• **WHAT YOU HAVE TO DO**
Read the listing below and copy out every line that holds "pressure".

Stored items
....

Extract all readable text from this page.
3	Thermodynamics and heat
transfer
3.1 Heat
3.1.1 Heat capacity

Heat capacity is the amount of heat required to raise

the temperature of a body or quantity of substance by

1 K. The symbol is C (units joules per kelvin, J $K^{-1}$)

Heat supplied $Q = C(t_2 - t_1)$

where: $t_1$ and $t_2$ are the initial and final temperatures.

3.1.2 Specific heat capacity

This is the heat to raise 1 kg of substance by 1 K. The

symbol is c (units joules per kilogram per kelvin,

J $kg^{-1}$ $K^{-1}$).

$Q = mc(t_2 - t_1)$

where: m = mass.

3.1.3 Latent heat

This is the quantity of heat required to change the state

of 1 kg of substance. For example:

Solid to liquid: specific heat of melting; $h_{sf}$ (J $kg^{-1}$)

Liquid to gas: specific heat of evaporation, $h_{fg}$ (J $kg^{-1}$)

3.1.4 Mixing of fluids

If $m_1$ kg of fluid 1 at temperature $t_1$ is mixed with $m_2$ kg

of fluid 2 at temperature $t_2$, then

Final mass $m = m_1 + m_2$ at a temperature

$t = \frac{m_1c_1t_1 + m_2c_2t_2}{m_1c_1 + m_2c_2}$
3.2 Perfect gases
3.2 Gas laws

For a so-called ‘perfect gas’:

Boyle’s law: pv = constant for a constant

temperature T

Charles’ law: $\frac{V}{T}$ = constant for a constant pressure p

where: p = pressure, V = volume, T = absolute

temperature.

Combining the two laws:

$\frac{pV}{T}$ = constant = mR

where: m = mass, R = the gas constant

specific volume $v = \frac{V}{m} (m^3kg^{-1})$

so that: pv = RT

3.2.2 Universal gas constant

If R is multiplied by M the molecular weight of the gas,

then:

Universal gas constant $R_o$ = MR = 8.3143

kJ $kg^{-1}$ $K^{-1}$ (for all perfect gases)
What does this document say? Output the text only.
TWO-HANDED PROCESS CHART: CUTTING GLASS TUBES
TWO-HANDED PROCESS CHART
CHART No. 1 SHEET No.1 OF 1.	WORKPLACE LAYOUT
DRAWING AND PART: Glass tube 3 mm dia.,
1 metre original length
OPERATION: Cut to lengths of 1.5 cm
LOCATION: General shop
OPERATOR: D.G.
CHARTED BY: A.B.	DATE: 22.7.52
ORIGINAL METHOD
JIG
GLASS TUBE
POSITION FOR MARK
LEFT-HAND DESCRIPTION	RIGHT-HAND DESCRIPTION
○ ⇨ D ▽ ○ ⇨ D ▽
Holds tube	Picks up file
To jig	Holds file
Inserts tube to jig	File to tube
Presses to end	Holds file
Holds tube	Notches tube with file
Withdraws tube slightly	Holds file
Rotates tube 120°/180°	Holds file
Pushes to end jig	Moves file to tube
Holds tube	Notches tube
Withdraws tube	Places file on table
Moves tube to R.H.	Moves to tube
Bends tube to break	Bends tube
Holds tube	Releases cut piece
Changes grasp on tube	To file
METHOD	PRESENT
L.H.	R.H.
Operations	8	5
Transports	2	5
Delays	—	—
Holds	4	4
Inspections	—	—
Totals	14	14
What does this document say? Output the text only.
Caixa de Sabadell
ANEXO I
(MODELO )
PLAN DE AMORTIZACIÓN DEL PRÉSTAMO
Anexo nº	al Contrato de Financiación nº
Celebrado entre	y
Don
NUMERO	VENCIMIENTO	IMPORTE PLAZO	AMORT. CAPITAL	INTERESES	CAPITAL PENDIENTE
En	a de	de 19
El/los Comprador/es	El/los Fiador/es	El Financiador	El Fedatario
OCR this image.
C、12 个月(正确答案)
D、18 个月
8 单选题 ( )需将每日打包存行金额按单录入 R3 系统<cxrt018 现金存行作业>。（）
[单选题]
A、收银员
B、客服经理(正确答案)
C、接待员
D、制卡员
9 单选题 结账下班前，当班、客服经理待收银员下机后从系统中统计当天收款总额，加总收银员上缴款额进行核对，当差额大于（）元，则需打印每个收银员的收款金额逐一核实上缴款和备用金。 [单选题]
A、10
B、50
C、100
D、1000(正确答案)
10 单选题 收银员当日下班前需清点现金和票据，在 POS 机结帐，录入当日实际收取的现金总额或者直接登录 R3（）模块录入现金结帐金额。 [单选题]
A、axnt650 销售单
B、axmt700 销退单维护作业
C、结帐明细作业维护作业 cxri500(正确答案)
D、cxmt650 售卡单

....

• **TASK SOLUTION**
Charles’ law: $\frac{V}{T}$ = constant for a constant pressure p
where: p = pressure, V = volume, T = absolute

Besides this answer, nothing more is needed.